Task to complete:
Go through the entries below and copy each line containing the word "distinct".

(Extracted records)

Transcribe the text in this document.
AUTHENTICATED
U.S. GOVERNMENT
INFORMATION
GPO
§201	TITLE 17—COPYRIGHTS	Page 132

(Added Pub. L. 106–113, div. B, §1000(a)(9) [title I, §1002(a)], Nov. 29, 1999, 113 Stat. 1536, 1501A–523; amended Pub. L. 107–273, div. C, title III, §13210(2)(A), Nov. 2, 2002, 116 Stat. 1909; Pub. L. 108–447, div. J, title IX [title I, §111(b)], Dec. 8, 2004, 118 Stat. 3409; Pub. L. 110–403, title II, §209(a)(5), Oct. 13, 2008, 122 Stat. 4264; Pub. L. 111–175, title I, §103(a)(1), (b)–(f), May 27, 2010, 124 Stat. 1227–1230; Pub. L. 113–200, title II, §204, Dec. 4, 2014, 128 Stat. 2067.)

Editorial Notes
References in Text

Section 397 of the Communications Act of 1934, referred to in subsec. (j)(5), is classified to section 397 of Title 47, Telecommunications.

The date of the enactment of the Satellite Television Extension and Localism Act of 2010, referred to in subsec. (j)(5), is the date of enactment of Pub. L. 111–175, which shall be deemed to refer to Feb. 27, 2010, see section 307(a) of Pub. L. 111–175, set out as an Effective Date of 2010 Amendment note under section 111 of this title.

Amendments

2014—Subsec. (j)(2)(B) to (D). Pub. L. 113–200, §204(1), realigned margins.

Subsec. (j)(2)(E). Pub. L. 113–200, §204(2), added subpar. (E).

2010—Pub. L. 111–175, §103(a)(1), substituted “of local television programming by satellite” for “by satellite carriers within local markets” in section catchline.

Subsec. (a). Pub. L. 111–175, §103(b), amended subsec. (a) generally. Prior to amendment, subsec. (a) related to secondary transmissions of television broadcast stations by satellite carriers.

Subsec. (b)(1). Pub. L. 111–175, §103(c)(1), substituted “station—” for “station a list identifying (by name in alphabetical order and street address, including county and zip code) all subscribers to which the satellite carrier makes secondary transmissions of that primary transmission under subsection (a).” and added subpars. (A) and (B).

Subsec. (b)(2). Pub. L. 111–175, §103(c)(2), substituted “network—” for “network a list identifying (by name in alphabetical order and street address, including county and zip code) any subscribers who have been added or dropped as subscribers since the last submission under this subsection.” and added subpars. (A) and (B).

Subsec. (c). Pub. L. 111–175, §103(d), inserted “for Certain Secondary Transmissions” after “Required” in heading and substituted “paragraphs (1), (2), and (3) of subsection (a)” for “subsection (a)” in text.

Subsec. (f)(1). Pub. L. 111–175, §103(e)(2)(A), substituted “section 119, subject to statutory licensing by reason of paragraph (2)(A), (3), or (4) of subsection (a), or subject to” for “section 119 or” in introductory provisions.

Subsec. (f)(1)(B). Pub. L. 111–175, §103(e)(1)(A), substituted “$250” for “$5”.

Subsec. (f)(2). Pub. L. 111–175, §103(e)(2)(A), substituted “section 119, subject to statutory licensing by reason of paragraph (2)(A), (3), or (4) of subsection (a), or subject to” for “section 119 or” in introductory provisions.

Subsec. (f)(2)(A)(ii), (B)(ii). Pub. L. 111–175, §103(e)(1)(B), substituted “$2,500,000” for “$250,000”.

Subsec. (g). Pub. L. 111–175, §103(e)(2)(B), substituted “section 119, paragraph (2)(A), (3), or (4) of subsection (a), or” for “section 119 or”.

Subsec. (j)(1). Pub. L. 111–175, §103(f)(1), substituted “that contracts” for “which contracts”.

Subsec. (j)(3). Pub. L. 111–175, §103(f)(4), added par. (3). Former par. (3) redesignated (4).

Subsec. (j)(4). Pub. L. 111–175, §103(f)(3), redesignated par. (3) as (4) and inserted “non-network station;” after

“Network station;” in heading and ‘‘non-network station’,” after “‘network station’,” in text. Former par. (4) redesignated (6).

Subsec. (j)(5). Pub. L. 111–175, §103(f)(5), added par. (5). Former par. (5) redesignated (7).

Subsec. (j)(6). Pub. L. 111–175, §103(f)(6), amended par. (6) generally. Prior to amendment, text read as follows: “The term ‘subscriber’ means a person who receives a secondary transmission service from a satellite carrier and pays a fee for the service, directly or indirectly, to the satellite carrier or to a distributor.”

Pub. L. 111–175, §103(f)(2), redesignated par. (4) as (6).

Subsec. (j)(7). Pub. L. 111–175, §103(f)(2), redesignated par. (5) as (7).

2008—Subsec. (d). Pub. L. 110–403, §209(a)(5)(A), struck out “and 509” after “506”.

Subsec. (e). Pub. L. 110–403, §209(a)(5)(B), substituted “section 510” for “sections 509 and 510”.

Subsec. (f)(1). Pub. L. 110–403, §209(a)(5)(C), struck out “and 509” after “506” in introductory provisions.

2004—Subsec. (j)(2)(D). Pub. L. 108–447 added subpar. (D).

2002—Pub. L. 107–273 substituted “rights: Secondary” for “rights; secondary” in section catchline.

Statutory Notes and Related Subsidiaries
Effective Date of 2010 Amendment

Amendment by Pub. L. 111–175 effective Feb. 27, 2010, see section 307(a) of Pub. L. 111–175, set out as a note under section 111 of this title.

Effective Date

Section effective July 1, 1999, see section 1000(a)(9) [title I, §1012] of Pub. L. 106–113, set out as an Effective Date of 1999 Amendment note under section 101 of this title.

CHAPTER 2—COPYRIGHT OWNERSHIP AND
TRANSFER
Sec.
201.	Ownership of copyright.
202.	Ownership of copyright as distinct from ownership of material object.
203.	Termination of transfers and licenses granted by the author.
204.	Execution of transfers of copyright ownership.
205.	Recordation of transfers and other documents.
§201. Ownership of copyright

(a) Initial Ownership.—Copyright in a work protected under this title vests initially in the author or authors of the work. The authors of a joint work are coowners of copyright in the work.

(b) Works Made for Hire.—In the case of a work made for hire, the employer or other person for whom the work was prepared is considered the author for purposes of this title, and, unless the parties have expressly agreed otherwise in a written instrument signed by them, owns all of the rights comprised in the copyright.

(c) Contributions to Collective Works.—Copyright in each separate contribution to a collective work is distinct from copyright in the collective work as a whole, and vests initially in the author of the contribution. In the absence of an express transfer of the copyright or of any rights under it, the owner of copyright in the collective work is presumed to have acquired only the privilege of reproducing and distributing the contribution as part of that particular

Written response:
202.	Ownership of copyright as distinct from ownership of material object.
(c) Contributions to Collective Works.—Copyright in each separate contribution to a collective work is distinct from copyright in the collective work as a whole, and vests initially in the author of the contribution. In the absence of an express transfer of the copyright or of any rights under it, the owner of copyright in the collective work is presumed to have acquired only the privilege of reproducing and distributing the contribution as part of that particular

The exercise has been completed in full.